**Set task**
Review the lines that follow and copy each one that contains the word "scans".

---- Material for this task

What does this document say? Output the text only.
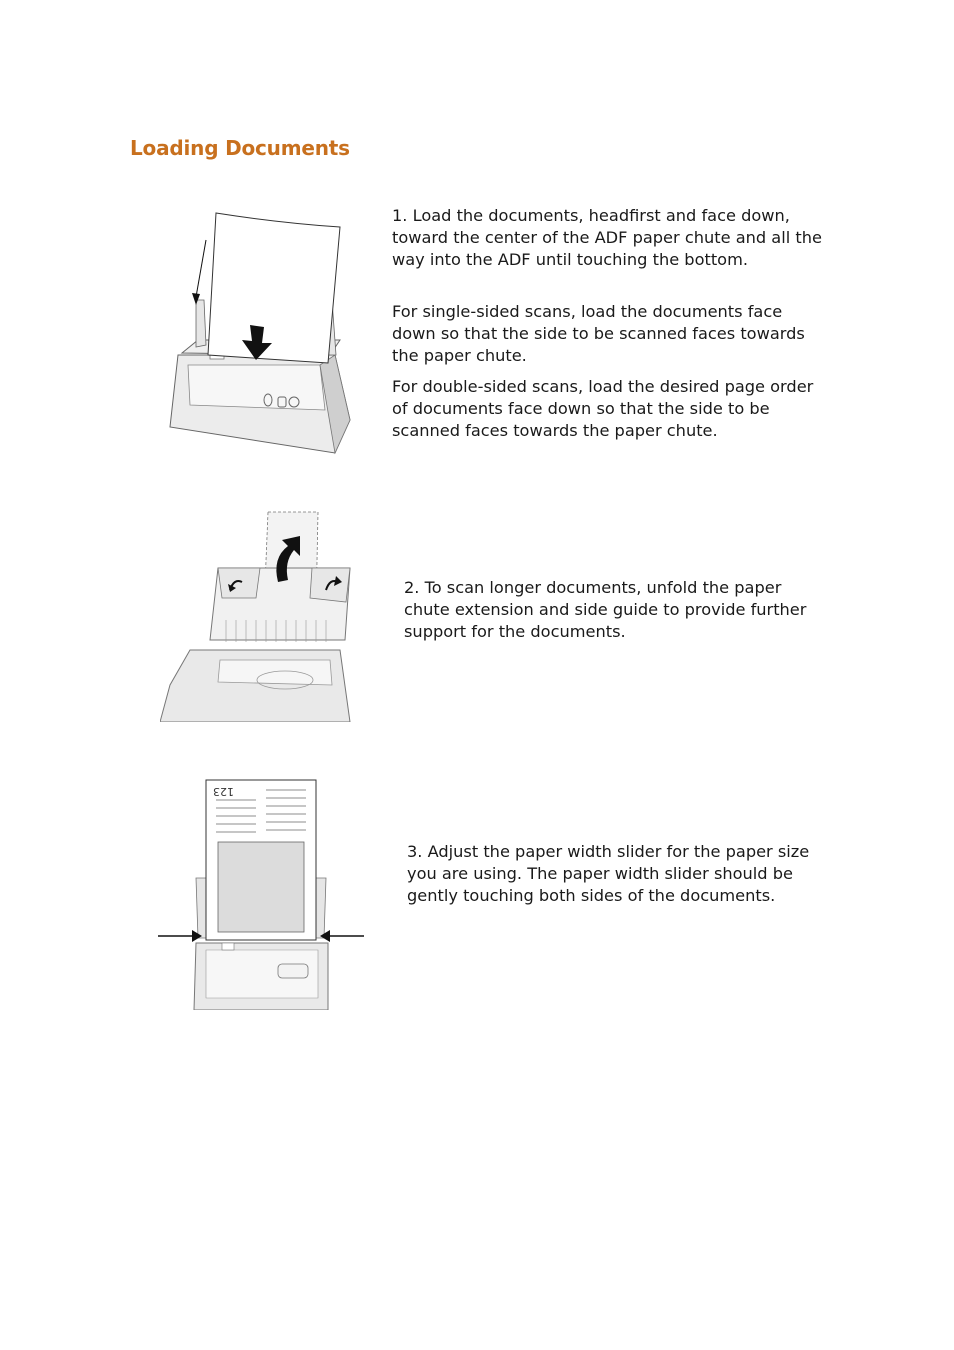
Loading Documents

1. Load the documents, headfirst and face down, toward the center of the ADF paper chute and all the way into the ADF until touching the bottom.

For single-sided scans, load the documents face down so that the side to be scanned faces towards the paper chute.

For double-sided scans, load the desired page order of documents face down so that the side to be scanned faces towards the paper chute.

2. To scan longer documents, unfold the paper chute extension and side guide to provide further support for the documents.

123

3. Adjust the paper width slider for the paper size you are using. The paper width slider should be gently touching both sides of the documents.
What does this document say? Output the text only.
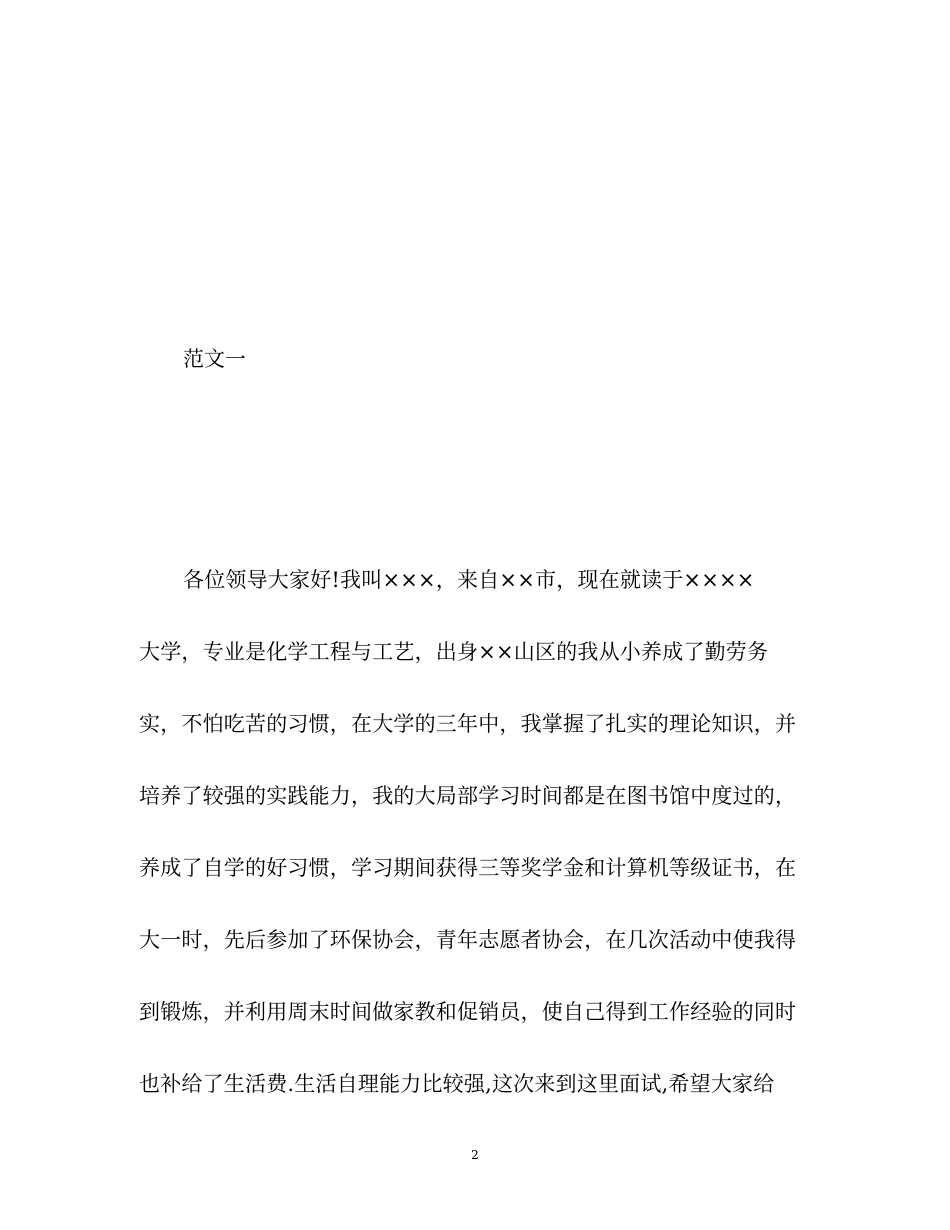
范文一
各位领导大家好!我叫×××，来自××市，现在就读于××××
大学，专业是化学工程与工艺，出身××山区的我从小养成了勤劳务
实，不怕吃苦的习惯，在大学的三年中，我掌握了扎实的理论知识，并
培养了较强的实践能力，我的大局部学习时间都是在图书馆中度过的，
养成了自学的好习惯，学习期间获得三等奖学金和计算机等级证书，在
大一时，先后参加了环保协会，青年志愿者协会，在几次活动中使我得
到锻炼，并利用周末时间做家教和促销员，使自己得到工作经验的同时
也补给了生活费.生活自理能力比较强,这次来到这里面试,希望大家给
2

--------

**Solution to this exercise**
For single-sided scans, load the documents face down so that the side to be scanned faces towards the paper chute.
For double-sided scans, load the desired page order of documents face down so that the side to be scanned faces towards the paper chute.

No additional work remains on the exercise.